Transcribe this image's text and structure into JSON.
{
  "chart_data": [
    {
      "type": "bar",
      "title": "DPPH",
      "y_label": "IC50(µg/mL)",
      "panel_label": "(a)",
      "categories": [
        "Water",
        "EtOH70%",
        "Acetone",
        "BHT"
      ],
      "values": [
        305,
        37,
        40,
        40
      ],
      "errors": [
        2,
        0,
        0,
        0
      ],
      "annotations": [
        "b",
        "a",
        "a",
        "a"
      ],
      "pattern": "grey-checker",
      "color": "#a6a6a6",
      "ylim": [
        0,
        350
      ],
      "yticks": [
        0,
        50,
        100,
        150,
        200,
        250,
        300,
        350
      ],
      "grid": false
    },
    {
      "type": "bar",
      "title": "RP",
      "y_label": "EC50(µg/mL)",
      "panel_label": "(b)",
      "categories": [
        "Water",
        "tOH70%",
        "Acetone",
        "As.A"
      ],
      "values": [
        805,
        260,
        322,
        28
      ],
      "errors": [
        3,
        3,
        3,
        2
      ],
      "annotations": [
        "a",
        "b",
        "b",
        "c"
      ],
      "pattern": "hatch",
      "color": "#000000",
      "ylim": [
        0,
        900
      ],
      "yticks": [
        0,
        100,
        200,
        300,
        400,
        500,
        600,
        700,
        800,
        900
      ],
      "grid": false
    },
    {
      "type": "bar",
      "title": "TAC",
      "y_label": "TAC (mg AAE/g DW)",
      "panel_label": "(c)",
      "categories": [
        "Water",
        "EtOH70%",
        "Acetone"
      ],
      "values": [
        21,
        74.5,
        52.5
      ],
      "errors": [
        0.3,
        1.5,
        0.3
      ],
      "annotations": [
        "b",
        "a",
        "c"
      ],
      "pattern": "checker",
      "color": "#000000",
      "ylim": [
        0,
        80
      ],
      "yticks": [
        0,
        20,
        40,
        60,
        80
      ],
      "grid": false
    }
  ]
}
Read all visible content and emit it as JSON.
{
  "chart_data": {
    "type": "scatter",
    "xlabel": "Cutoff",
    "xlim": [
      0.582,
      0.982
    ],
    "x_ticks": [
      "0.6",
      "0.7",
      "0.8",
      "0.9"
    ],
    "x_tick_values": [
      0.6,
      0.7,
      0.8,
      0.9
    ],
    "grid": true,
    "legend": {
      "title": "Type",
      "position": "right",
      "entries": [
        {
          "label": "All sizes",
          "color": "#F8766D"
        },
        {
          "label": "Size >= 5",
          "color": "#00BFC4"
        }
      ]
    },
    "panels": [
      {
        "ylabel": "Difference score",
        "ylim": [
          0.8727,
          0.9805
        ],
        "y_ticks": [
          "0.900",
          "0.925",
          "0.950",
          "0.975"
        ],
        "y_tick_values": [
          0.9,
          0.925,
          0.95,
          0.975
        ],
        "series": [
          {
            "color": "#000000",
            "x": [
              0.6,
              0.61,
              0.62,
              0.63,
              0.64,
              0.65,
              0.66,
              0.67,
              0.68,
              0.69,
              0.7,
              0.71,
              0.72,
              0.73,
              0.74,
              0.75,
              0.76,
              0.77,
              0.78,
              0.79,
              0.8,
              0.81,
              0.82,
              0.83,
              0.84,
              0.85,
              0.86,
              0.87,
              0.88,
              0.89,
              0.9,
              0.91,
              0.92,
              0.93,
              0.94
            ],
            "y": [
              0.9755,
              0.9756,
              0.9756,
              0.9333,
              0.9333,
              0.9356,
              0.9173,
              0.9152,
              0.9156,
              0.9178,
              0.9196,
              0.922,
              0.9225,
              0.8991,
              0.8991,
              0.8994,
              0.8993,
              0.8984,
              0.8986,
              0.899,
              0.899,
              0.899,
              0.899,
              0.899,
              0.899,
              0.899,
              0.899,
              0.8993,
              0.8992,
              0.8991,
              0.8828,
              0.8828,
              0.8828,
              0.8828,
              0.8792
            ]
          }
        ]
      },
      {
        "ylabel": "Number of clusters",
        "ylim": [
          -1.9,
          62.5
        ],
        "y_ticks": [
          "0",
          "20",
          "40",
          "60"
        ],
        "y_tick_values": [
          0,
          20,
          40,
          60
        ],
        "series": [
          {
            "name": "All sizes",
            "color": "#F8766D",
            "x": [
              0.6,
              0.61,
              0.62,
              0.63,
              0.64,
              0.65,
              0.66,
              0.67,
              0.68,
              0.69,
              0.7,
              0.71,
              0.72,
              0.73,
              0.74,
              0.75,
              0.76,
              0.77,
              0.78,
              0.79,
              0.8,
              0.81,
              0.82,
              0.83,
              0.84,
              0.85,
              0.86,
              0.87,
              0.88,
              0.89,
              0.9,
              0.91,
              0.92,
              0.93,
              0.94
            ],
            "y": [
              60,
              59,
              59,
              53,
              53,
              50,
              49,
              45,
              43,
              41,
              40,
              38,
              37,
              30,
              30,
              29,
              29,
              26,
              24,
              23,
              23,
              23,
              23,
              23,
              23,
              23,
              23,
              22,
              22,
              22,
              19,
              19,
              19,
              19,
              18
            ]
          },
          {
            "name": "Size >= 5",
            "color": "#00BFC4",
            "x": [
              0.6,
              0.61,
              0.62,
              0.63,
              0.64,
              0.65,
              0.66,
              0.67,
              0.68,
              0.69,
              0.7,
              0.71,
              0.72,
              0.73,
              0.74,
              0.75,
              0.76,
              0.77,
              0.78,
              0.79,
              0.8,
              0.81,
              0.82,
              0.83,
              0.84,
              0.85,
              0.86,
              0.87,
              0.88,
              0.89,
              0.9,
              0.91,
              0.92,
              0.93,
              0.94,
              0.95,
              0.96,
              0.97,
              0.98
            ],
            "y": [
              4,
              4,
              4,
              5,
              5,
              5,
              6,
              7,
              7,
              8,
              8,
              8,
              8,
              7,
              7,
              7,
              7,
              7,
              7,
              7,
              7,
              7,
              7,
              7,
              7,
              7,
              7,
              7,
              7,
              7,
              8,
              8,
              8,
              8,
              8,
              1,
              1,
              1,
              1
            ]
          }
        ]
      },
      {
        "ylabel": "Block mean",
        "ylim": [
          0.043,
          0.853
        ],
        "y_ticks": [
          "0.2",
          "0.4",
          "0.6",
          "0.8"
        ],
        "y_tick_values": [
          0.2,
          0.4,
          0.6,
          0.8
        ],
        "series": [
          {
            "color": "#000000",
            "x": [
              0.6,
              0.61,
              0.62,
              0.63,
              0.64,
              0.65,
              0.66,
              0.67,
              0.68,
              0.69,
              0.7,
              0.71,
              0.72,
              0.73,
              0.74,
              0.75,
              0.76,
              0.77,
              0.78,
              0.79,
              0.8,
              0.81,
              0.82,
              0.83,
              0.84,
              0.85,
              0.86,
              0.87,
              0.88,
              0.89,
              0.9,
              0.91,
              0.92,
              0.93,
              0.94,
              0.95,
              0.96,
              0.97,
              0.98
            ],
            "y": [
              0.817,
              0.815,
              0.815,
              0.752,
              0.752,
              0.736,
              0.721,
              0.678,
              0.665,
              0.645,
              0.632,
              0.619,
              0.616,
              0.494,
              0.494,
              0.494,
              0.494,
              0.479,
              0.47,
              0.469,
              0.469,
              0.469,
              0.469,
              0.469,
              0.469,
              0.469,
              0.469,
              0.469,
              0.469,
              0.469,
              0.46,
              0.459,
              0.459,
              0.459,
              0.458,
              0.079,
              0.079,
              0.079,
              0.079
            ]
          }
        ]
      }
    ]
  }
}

····················

## EXERCISE INSTRUCTIONS
Your answer should be a single number: the count of lines in the material above that contain "color".

## EXERCISE SOLUTION
9